• [Exercise prompt]
Return every line of the data below that includes the string "Thrimavithana".

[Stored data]
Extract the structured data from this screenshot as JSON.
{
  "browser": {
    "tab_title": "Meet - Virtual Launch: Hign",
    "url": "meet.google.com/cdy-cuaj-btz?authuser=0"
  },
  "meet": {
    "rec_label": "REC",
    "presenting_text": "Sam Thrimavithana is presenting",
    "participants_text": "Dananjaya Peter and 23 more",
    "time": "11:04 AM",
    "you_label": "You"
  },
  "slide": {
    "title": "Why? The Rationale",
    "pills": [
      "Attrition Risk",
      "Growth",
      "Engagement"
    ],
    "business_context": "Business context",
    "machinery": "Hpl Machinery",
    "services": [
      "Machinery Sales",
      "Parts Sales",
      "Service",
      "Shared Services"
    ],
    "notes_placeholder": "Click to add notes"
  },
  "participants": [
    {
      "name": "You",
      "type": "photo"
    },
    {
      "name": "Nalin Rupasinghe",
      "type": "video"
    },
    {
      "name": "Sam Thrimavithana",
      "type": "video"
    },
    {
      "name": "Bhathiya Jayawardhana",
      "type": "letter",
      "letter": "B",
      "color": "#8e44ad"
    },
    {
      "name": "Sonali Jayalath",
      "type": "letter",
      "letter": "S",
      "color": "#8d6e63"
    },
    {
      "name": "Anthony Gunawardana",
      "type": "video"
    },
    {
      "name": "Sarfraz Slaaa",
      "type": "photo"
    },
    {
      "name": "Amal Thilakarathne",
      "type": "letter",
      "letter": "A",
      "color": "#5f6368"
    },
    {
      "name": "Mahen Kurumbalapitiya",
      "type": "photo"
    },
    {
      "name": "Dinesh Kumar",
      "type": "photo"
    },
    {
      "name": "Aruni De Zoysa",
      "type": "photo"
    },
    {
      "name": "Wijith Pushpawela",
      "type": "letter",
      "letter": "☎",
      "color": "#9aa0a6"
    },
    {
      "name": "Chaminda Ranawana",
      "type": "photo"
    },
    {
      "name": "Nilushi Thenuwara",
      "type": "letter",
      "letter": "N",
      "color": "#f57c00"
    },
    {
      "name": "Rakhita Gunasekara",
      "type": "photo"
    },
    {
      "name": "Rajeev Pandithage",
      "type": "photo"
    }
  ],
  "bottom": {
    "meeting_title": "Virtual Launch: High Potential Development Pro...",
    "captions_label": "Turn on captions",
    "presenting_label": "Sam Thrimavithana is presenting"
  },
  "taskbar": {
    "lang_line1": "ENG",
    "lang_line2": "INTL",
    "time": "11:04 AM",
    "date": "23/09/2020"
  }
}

* * *

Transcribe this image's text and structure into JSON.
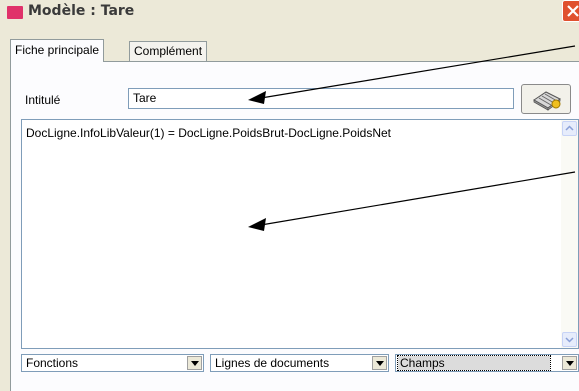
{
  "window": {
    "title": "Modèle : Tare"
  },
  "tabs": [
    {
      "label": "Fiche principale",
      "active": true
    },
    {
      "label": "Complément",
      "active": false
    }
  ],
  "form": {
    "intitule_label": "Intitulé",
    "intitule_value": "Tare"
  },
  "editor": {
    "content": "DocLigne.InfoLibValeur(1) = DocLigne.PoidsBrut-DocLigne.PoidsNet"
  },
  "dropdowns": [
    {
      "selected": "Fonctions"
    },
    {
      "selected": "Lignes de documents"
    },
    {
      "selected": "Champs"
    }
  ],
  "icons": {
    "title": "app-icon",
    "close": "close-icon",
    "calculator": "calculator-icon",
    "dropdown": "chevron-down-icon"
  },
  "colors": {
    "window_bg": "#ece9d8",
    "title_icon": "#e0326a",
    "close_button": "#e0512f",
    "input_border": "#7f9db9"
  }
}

• [Completed exercise]
    "presenting_text": "Sam Thrimavithana is presenting",
      "name": "Sam Thrimavithana",
    "presenting_label": "Sam Thrimavithana is presenting"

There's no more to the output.